• _Input material_:
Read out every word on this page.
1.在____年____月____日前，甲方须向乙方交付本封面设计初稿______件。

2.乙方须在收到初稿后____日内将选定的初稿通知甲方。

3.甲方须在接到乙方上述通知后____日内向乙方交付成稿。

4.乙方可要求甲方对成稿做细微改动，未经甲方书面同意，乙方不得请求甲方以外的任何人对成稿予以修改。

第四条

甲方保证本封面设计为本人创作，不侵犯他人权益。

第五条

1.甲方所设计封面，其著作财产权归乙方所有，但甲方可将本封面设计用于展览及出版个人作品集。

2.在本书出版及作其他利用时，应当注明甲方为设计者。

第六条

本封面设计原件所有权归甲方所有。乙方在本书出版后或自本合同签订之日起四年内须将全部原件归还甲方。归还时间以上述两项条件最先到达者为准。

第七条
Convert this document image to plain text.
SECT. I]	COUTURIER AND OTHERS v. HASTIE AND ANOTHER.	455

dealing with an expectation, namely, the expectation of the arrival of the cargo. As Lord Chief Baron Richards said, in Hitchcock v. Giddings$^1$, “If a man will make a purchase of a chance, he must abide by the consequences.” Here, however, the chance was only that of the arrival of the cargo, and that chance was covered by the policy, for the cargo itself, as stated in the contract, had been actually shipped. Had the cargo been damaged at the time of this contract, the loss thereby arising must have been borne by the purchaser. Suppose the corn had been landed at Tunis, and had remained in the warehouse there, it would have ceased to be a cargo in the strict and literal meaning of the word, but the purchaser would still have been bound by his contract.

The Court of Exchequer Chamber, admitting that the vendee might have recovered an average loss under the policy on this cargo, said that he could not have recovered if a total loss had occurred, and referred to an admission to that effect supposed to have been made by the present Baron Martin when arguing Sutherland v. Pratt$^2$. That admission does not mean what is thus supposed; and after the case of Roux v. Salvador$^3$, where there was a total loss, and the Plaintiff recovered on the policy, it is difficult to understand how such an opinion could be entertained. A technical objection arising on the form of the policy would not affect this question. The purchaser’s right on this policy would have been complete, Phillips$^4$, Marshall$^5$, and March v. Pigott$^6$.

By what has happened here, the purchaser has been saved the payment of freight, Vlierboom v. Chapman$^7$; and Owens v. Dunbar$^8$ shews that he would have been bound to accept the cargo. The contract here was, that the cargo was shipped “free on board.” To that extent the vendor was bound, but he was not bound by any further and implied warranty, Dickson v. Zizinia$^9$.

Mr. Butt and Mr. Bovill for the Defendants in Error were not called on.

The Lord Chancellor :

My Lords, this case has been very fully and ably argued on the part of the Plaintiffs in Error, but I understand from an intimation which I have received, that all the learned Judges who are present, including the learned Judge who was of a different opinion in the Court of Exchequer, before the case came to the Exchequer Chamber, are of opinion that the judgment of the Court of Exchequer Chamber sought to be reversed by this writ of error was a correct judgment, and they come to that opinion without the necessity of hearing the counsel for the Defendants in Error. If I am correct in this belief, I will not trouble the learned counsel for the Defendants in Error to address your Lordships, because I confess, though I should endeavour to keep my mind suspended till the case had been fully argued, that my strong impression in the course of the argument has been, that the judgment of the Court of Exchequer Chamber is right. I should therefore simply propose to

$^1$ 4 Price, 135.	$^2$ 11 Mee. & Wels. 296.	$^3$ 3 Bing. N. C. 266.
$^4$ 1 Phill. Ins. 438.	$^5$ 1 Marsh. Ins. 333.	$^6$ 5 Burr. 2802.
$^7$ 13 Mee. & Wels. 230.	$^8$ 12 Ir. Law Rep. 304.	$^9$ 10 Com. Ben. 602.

• _What the task requires_:
Recopy the entries above exactly, with every line included.

• _Result of the task_:
Read out every word on this page.
1.在____年____月____日前，甲方须向乙方交付本封面设计初稿______件。

2.乙方须在收到初稿后____日内将选定的初稿通知甲方。

3.甲方须在接到乙方上述通知后____日内向乙方交付成稿。

4.乙方可要求甲方对成稿做细微改动，未经甲方书面同意，乙方不得请求甲方以外的任何人对成稿予以修改。

第四条

甲方保证本封面设计为本人创作，不侵犯他人权益。

第五条

1.甲方所设计封面，其著作财产权归乙方所有，但甲方可将本封面设计用于展览及出版个人作品集。

2.在本书出版及作其他利用时，应当注明甲方为设计者。

第六条

本封面设计原件所有权归甲方所有。乙方在本书出版后或自本合同签订之日起四年内须将全部原件归还甲方。归还时间以上述两项条件最先到达者为准。

第七条
Convert this document image to plain text.
SECT. I]	COUTURIER AND OTHERS v. HASTIE AND ANOTHER.	455

dealing with an expectation, namely, the expectation of the arrival of the cargo. As Lord Chief Baron Richards said, in Hitchcock v. Giddings$^1$, “If a man will make a purchase of a chance, he must abide by the consequences.” Here, however, the chance was only that of the arrival of the cargo, and that chance was covered by the policy, for the cargo itself, as stated in the contract, had been actually shipped. Had the cargo been damaged at the time of this contract, the loss thereby arising must have been borne by the purchaser. Suppose the corn had been landed at Tunis, and had remained in the warehouse there, it would have ceased to be a cargo in the strict and literal meaning of the word, but the purchaser would still have been bound by his contract.

The Court of Exchequer Chamber, admitting that the vendee might have recovered an average loss under the policy on this cargo, said that he could not have recovered if a total loss had occurred, and referred to an admission to that effect supposed to have been made by the present Baron Martin when arguing Sutherland v. Pratt$^2$. That admission does not mean what is thus supposed; and after the case of Roux v. Salvador$^3$, where there was a total loss, and the Plaintiff recovered on the policy, it is difficult to understand how such an opinion could be entertained. A technical objection arising on the form of the policy would not affect this question. The purchaser’s right on this policy would have been complete, Phillips$^4$, Marshall$^5$, and March v. Pigott$^6$.

By what has happened here, the purchaser has been saved the payment of freight, Vlierboom v. Chapman$^7$; and Owens v. Dunbar$^8$ shews that he would have been bound to accept the cargo. The contract here was, that the cargo was shipped “free on board.” To that extent the vendor was bound, but he was not bound by any further and implied warranty, Dickson v. Zizinia$^9$.

Mr. Butt and Mr. Bovill for the Defendants in Error were not called on.

The Lord Chancellor :

My Lords, this case has been very fully and ably argued on the part of the Plaintiffs in Error, but I understand from an intimation which I have received, that all the learned Judges who are present, including the learned Judge who was of a different opinion in the Court of Exchequer, before the case came to the Exchequer Chamber, are of opinion that the judgment of the Court of Exchequer Chamber sought to be reversed by this writ of error was a correct judgment, and they come to that opinion without the necessity of hearing the counsel for the Defendants in Error. If I am correct in this belief, I will not trouble the learned counsel for the Defendants in Error to address your Lordships, because I confess, though I should endeavour to keep my mind suspended till the case had been fully argued, that my strong impression in the course of the argument has been, that the judgment of the Court of Exchequer Chamber is right. I should therefore simply propose to

$^1$ 4 Price, 135.	$^2$ 11 Mee. & Wels. 296.	$^3$ 3 Bing. N. C. 266.
$^4$ 1 Phill. Ins. 438.	$^5$ 1 Marsh. Ins. 333.	$^6$ 5 Burr. 2802.
$^7$ 13 Mee. & Wels. 230.	$^8$ 12 Ir. Law Rep. 304.	$^9$ 10 Com. Ben. 602.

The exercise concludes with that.